▶ Task description: Read through the records below and copy each line that uses the word "下列说法中正确的是".
--- Start of Record excerpts ---
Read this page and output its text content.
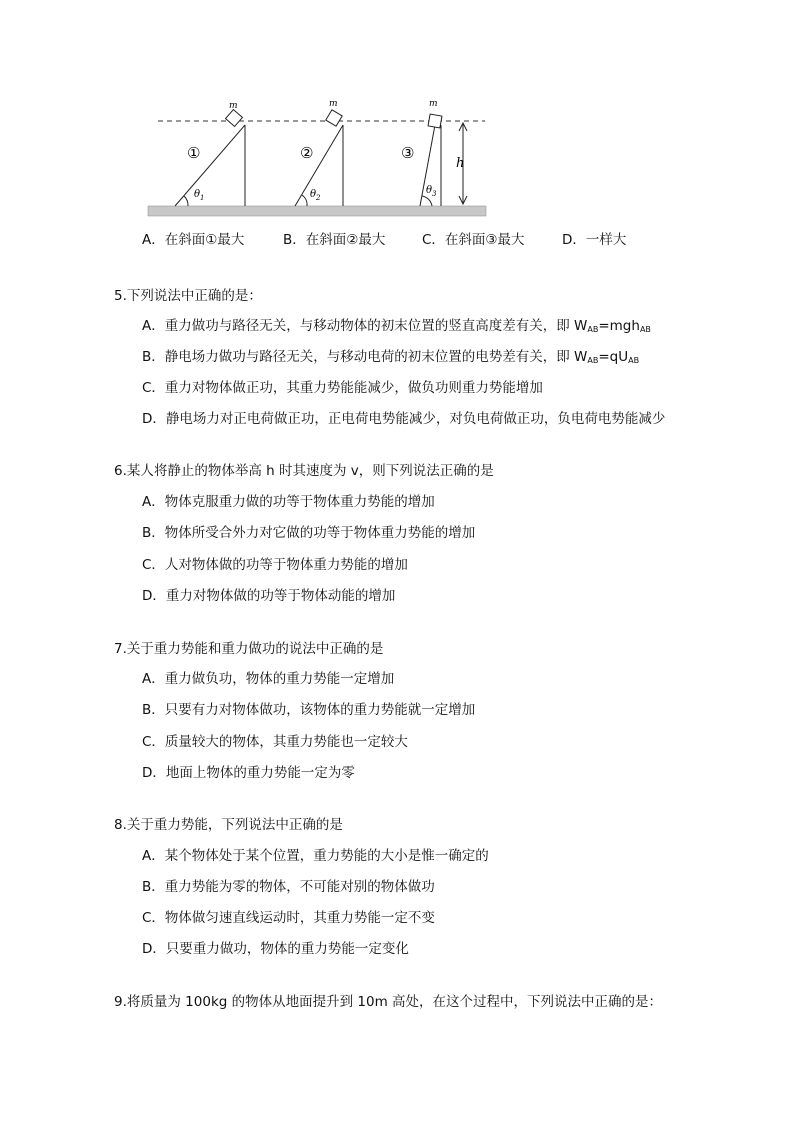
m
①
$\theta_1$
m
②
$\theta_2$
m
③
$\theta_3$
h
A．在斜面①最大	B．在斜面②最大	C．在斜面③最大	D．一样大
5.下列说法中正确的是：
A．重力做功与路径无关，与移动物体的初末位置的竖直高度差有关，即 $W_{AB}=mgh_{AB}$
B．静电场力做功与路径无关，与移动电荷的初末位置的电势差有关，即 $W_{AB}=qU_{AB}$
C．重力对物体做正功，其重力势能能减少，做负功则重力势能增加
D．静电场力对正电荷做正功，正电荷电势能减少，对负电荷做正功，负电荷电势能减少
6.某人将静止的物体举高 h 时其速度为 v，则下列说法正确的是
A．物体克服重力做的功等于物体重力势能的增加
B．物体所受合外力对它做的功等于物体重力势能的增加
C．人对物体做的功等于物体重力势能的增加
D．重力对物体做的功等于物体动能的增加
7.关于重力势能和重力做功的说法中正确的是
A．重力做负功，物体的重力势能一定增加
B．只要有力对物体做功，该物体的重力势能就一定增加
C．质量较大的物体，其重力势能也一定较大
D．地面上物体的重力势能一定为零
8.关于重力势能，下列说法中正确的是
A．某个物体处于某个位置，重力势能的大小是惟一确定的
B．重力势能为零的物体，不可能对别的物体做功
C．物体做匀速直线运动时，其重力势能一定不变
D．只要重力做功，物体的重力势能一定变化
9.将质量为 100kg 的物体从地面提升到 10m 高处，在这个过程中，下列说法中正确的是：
--- End of Record excerpts ---
▶ Answer for this exercise:
5.下列说法中正确的是：
8.关于重力势能，下列说法中正确的是
9.将质量为 100kg 的物体从地面提升到 10m 高处，在这个过程中，下列说法中正确的是：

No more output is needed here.